GIVEN EXERCISE — Using the entries below, return word for word the lines from the one containing "Type out the text in this image." up to and including the last.

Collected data
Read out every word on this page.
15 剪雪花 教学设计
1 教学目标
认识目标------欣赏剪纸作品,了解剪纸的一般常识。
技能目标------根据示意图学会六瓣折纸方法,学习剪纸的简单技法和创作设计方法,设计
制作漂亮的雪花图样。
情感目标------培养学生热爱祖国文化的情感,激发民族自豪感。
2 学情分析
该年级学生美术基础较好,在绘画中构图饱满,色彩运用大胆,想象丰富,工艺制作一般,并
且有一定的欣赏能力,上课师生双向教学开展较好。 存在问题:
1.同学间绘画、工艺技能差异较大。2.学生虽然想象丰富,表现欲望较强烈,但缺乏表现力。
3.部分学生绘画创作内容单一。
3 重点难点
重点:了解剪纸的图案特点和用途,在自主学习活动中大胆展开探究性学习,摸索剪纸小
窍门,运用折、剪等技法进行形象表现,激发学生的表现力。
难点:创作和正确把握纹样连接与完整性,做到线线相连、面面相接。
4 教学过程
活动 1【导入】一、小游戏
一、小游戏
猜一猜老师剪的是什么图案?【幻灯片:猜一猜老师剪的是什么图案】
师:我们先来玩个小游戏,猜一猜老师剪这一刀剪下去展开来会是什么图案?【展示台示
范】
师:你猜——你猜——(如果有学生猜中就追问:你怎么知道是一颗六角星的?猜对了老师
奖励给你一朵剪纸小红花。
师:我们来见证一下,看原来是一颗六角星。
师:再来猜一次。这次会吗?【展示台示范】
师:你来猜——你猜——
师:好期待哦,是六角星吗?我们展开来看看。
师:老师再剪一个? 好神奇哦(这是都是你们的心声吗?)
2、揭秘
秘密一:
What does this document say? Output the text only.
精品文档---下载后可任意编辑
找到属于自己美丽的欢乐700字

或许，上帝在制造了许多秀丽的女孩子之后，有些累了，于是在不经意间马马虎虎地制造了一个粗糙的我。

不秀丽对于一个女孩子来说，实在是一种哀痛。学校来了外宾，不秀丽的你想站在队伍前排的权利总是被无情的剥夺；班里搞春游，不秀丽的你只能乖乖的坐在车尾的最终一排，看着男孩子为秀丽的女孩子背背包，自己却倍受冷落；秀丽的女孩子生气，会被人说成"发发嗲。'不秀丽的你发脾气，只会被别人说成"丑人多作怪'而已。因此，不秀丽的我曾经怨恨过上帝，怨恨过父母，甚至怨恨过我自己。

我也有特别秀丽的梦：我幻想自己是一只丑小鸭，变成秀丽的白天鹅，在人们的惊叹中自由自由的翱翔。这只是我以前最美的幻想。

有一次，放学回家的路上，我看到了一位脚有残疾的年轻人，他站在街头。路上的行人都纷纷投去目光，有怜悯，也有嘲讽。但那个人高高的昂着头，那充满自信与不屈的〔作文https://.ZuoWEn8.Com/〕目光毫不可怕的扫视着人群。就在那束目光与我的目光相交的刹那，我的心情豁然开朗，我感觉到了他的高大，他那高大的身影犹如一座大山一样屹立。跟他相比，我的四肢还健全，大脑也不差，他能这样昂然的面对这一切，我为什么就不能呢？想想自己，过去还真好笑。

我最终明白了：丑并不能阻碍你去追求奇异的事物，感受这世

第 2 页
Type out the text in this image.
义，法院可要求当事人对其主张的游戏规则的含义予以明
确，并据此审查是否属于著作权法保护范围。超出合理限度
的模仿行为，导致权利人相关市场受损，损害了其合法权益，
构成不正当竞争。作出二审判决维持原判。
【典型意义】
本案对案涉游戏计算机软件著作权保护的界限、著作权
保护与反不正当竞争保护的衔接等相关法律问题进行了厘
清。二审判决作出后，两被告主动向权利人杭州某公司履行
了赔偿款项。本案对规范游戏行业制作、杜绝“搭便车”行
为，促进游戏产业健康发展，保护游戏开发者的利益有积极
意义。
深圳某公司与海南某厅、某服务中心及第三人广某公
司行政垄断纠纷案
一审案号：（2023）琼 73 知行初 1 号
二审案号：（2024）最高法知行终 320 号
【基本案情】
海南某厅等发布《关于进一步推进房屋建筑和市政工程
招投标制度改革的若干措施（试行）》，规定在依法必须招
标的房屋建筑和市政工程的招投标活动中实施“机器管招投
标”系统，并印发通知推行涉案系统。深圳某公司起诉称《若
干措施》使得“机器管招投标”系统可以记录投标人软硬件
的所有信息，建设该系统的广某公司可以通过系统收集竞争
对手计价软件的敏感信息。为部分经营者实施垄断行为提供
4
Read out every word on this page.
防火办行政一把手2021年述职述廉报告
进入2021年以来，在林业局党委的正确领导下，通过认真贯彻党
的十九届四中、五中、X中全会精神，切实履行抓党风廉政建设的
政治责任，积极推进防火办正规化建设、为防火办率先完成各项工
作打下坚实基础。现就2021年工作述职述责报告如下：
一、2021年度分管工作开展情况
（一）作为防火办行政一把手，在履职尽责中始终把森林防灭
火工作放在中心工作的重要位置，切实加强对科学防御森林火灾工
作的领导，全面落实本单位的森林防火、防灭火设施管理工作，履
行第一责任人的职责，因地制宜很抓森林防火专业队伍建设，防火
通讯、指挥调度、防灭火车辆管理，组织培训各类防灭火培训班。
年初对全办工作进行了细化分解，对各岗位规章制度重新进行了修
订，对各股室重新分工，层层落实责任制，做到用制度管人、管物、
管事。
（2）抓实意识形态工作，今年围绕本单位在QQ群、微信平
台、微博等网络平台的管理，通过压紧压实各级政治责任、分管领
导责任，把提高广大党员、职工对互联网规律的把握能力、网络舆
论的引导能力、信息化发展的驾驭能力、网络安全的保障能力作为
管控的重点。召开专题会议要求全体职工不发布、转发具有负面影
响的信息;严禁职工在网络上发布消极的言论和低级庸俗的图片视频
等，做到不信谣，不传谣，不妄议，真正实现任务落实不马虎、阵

FINISHED TASK —
Type out the text in this image.
义，法院可要求当事人对其主张的游戏规则的含义予以明
确，并据此审查是否属于著作权法保护范围。超出合理限度
的模仿行为，导致权利人相关市场受损，损害了其合法权益，
构成不正当竞争。作出二审判决维持原判。
【典型意义】
本案对案涉游戏计算机软件著作权保护的界限、著作权
保护与反不正当竞争保护的衔接等相关法律问题进行了厘
清。二审判决作出后，两被告主动向权利人杭州某公司履行
了赔偿款项。本案对规范游戏行业制作、杜绝“搭便车”行
为，促进游戏产业健康发展，保护游戏开发者的利益有积极
意义。
深圳某公司与海南某厅、某服务中心及第三人广某公
司行政垄断纠纷案
一审案号：（2023）琼 73 知行初 1 号
二审案号：（2024）最高法知行终 320 号
【基本案情】
海南某厅等发布《关于进一步推进房屋建筑和市政工程
招投标制度改革的若干措施（试行）》，规定在依法必须招
标的房屋建筑和市政工程的招投标活动中实施“机器管招投
标”系统，并印发通知推行涉案系统。深圳某公司起诉称《若
干措施》使得“机器管招投标”系统可以记录投标人软硬件
的所有信息，建设该系统的广某公司可以通过系统收集竞争
对手计价软件的敏感信息。为部分经营者实施垄断行为提供
4
Read out every word on this page.
防火办行政一把手2021年述职述廉报告
进入2021年以来，在林业局党委的正确领导下，通过认真贯彻党
的十九届四中、五中、X中全会精神，切实履行抓党风廉政建设的
政治责任，积极推进防火办正规化建设、为防火办率先完成各项工
作打下坚实基础。现就2021年工作述职述责报告如下：
一、2021年度分管工作开展情况
（一）作为防火办行政一把手，在履职尽责中始终把森林防灭
火工作放在中心工作的重要位置，切实加强对科学防御森林火灾工
作的领导，全面落实本单位的森林防火、防灭火设施管理工作，履
行第一责任人的职责，因地制宜很抓森林防火专业队伍建设，防火
通讯、指挥调度、防灭火车辆管理，组织培训各类防灭火培训班。
年初对全办工作进行了细化分解，对各岗位规章制度重新进行了修
订，对各股室重新分工，层层落实责任制，做到用制度管人、管物、
管事。
（2）抓实意识形态工作，今年围绕本单位在QQ群、微信平
台、微博等网络平台的管理，通过压紧压实各级政治责任、分管领
导责任，把提高广大党员、职工对互联网规律的把握能力、网络舆
论的引导能力、信息化发展的驾驭能力、网络安全的保障能力作为
管控的重点。召开专题会议要求全体职工不发布、转发具有负面影
响的信息;严禁职工在网络上发布消极的言论和低级庸俗的图片视频
等，做到不信谣，不传谣，不妄议，真正实现任务落实不马虎、阵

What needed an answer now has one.